_Instructions to follow_: Here are some records. Transcribe all of them exactly.
»»
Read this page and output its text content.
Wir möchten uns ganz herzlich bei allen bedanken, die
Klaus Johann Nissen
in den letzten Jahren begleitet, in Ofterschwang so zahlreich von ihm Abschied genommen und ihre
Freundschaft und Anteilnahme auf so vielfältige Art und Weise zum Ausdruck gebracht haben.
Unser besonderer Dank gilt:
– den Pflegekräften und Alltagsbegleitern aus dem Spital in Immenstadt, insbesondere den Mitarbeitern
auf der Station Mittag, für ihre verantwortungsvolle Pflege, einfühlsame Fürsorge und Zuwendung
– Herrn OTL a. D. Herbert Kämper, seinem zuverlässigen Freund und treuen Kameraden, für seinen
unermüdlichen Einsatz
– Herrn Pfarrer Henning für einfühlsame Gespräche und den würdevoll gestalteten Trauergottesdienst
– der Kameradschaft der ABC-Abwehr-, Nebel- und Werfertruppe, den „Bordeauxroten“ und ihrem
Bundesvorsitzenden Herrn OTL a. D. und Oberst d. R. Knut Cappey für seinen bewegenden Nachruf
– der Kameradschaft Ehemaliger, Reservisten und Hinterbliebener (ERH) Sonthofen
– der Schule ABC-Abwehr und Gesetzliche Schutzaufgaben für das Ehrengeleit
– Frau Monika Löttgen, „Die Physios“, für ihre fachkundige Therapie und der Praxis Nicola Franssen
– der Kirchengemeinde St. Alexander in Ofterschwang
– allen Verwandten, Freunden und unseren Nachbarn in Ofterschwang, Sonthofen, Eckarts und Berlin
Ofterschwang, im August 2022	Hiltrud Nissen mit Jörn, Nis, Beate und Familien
««
_Exercise answer_:
Read this page and output its text content.
Wir möchten uns ganz herzlich bei allen bedanken, die
Klaus Johann Nissen
in den letzten Jahren begleitet, in Ofterschwang so zahlreich von ihm Abschied genommen und ihre
Freundschaft und Anteilnahme auf so vielfältige Art und Weise zum Ausdruck gebracht haben.
Unser besonderer Dank gilt:
– den Pflegekräften und Alltagsbegleitern aus dem Spital in Immenstadt, insbesondere den Mitarbeitern
auf der Station Mittag, für ihre verantwortungsvolle Pflege, einfühlsame Fürsorge und Zuwendung
– Herrn OTL a. D. Herbert Kämper, seinem zuverlässigen Freund und treuen Kameraden, für seinen
unermüdlichen Einsatz
– Herrn Pfarrer Henning für einfühlsame Gespräche und den würdevoll gestalteten Trauergottesdienst
– der Kameradschaft der ABC-Abwehr-, Nebel- und Werfertruppe, den „Bordeauxroten“ und ihrem
Bundesvorsitzenden Herrn OTL a. D. und Oberst d. R. Knut Cappey für seinen bewegenden Nachruf
– der Kameradschaft Ehemaliger, Reservisten und Hinterbliebener (ERH) Sonthofen
– der Schule ABC-Abwehr und Gesetzliche Schutzaufgaben für das Ehrengeleit
– Frau Monika Löttgen, „Die Physios“, für ihre fachkundige Therapie und der Praxis Nicola Franssen
– der Kirchengemeinde St. Alexander in Ofterschwang
– allen Verwandten, Freunden und unseren Nachbarn in Ofterschwang, Sonthofen, Eckarts und Berlin
Ofterschwang, im August 2022	Hiltrud Nissen mit Jörn, Nis, Beate und Familien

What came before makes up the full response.